What is being asked: From the material below, list every line containing "Configure".

* START Records shown *

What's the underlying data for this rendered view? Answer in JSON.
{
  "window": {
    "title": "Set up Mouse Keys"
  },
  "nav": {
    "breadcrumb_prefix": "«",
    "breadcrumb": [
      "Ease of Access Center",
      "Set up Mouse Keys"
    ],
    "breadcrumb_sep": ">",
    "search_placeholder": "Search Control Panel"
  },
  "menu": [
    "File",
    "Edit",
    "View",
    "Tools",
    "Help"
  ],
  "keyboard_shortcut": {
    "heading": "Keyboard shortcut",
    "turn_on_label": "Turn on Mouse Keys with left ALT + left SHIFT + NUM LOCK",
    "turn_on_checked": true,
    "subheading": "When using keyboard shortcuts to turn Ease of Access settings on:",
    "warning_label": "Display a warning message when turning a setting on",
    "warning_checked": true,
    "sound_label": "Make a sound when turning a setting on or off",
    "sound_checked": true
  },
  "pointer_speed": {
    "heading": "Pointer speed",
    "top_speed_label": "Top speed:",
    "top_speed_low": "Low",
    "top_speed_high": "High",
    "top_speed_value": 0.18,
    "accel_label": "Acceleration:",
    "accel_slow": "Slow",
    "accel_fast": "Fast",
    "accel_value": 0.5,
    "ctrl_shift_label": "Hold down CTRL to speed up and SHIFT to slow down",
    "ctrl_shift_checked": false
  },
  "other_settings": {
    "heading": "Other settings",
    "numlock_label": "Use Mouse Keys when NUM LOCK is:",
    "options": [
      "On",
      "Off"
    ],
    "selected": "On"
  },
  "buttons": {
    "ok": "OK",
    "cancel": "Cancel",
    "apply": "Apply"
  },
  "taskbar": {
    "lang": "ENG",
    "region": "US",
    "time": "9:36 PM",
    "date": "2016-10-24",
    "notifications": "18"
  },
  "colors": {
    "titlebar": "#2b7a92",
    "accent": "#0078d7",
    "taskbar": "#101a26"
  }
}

* END Records shown *
* START Records shown *

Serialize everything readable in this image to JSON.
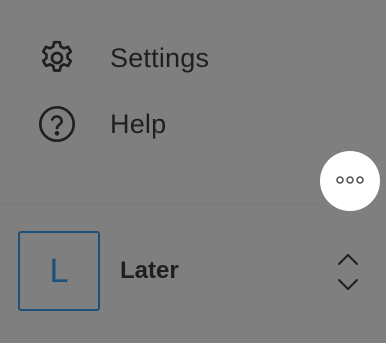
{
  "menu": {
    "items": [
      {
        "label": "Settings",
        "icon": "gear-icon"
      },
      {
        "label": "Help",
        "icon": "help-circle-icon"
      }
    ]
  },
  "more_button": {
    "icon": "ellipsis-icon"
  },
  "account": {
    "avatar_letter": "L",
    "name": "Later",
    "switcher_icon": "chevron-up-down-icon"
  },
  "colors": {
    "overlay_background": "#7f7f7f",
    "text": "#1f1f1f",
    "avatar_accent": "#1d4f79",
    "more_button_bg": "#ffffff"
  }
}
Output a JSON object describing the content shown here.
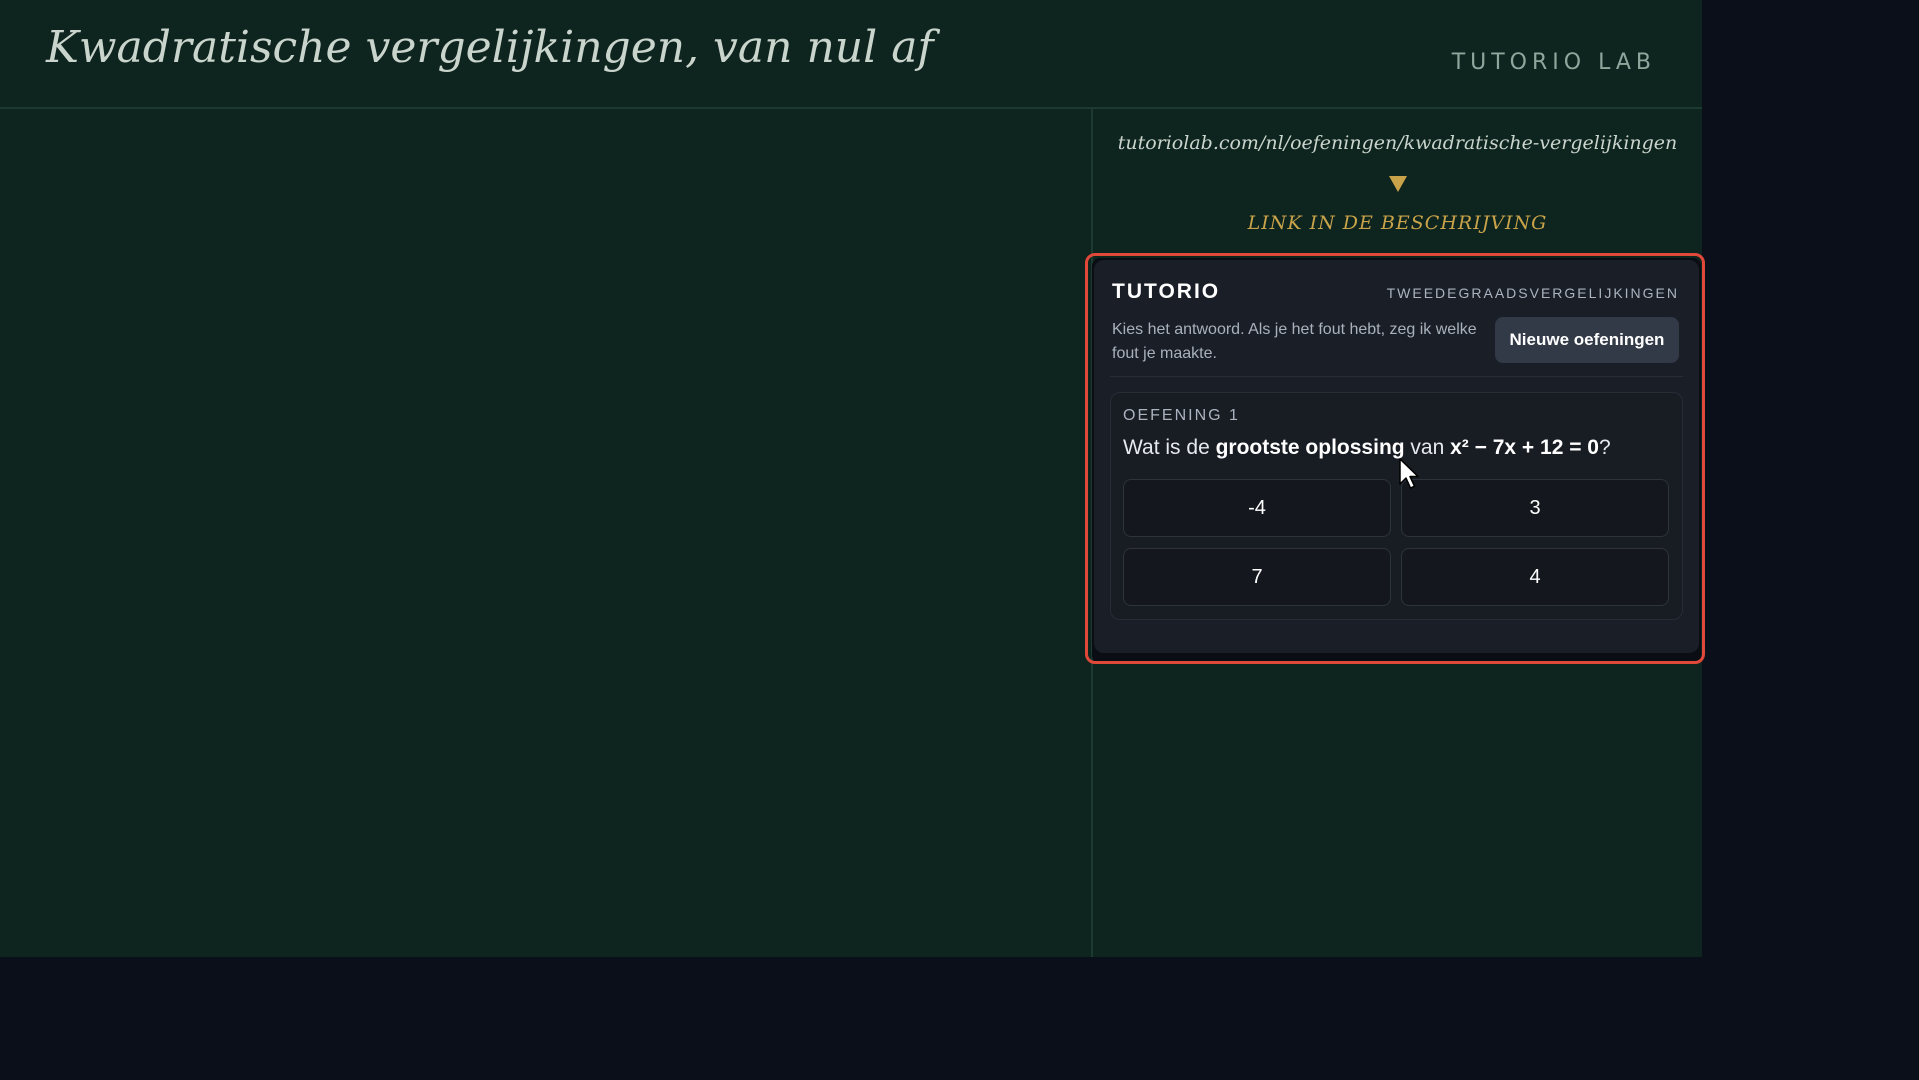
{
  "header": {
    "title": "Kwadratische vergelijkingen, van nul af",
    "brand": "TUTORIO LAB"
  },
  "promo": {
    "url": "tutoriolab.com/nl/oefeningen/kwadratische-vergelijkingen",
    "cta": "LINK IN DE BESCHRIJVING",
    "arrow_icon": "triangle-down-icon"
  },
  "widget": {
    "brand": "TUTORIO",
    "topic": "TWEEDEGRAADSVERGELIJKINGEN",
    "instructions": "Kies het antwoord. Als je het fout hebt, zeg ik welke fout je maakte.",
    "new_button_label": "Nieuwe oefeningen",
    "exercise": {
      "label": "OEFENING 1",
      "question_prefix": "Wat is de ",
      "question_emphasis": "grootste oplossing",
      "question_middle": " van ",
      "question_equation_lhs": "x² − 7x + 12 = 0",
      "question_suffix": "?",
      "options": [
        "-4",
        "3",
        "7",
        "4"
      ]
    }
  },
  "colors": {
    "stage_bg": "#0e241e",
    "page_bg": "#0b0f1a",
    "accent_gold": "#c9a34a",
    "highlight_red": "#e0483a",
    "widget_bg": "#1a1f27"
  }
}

* END Records shown *
* START Records shown *

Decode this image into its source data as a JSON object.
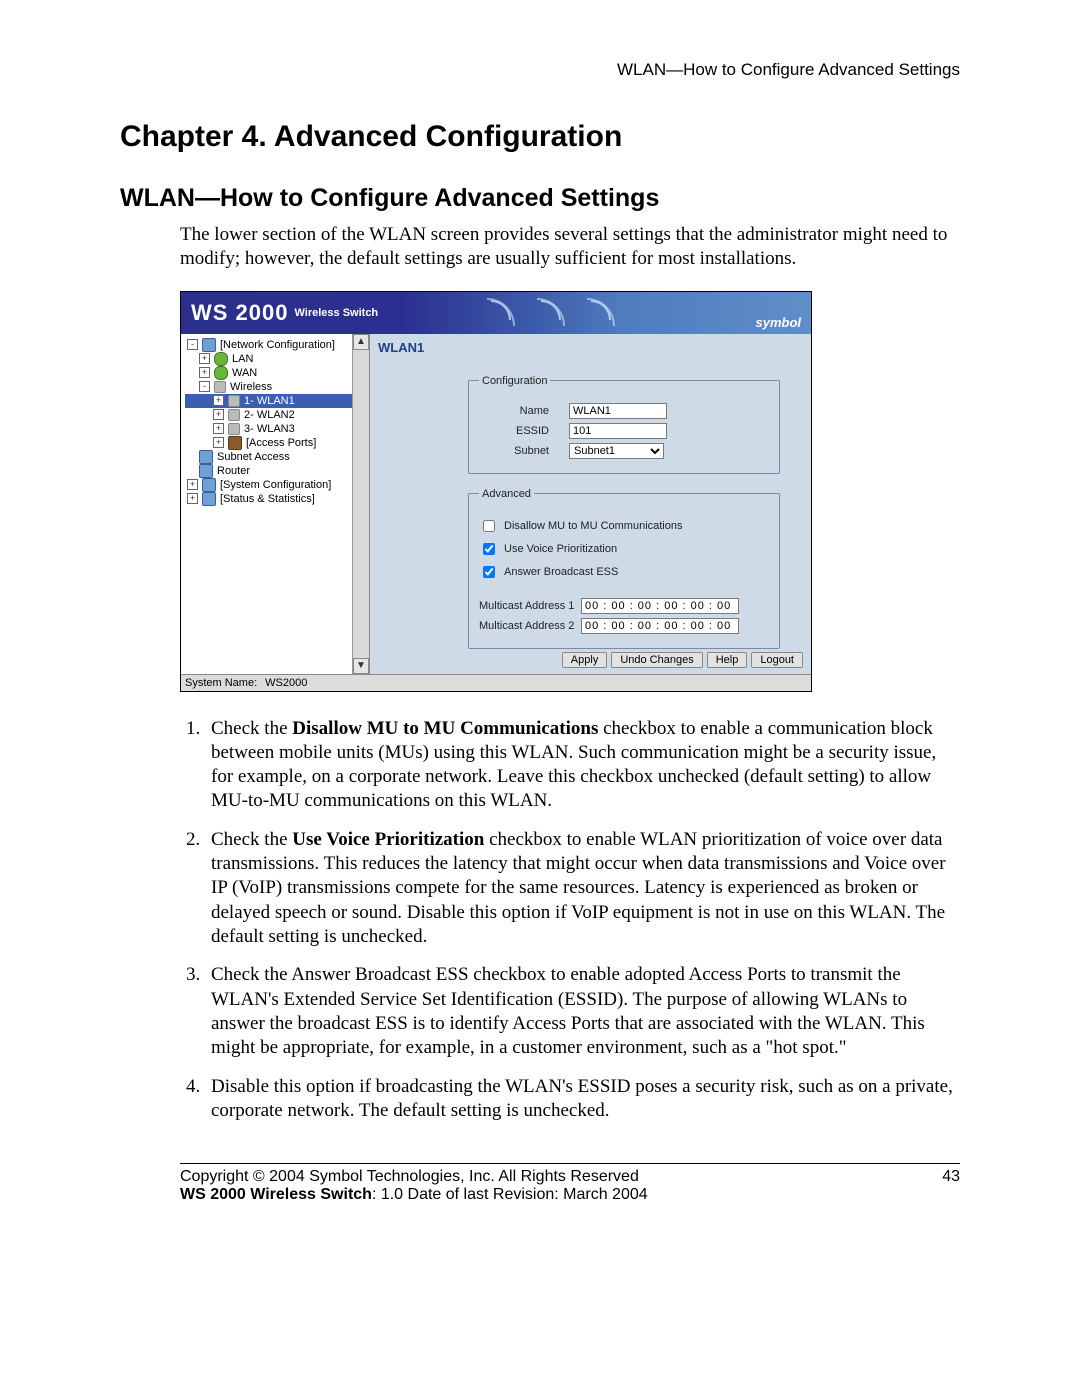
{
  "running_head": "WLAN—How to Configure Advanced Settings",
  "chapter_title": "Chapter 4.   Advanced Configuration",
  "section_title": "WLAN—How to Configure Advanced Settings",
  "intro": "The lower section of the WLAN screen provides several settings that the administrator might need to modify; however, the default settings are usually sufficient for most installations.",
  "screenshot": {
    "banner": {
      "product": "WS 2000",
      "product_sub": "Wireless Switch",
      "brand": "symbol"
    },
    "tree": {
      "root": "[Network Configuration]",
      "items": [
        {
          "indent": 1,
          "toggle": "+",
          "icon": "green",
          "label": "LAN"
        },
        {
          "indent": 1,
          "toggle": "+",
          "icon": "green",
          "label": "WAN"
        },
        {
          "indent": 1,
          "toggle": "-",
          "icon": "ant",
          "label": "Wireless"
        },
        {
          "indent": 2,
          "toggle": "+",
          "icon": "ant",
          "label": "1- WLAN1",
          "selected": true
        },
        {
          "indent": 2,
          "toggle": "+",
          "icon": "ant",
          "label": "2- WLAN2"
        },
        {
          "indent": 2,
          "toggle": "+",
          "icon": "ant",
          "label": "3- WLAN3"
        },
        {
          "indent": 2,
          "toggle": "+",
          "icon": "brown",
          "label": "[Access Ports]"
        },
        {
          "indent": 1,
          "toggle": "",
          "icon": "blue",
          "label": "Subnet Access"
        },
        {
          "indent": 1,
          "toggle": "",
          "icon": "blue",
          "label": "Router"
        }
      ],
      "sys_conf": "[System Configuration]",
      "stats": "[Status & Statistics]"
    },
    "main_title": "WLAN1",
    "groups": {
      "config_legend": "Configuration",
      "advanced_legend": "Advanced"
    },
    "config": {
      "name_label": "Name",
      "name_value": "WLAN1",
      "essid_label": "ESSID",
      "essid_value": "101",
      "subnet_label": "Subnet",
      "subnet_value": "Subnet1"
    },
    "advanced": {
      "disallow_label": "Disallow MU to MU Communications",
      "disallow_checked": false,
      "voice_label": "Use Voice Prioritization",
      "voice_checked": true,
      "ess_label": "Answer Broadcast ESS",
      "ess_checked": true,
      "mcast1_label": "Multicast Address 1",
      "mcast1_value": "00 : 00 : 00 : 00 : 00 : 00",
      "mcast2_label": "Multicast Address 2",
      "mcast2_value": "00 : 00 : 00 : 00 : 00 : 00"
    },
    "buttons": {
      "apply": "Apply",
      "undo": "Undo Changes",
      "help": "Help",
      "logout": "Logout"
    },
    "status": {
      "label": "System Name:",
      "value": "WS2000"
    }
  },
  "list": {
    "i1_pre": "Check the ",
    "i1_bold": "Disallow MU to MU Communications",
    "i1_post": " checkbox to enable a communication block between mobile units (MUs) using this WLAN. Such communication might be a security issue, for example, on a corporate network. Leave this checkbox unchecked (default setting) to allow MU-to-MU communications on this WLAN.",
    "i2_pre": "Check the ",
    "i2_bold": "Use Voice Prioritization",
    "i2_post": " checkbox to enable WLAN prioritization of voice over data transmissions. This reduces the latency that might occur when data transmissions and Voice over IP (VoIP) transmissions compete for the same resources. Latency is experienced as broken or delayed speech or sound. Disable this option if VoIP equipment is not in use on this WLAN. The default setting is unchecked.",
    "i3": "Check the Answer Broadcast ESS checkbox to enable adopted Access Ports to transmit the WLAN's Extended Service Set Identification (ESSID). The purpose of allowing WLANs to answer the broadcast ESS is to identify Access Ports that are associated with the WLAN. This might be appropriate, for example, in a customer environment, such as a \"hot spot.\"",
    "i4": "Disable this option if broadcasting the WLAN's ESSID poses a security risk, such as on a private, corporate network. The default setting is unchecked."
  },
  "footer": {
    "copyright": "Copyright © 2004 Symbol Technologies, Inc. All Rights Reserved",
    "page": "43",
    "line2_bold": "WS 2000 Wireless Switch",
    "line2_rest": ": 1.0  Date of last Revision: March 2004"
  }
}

* END Records shown *

The response:
  "running_head": "WLAN—How to Configure Advanced Settings",
  "section_title": "WLAN—How to Configure Advanced Settings",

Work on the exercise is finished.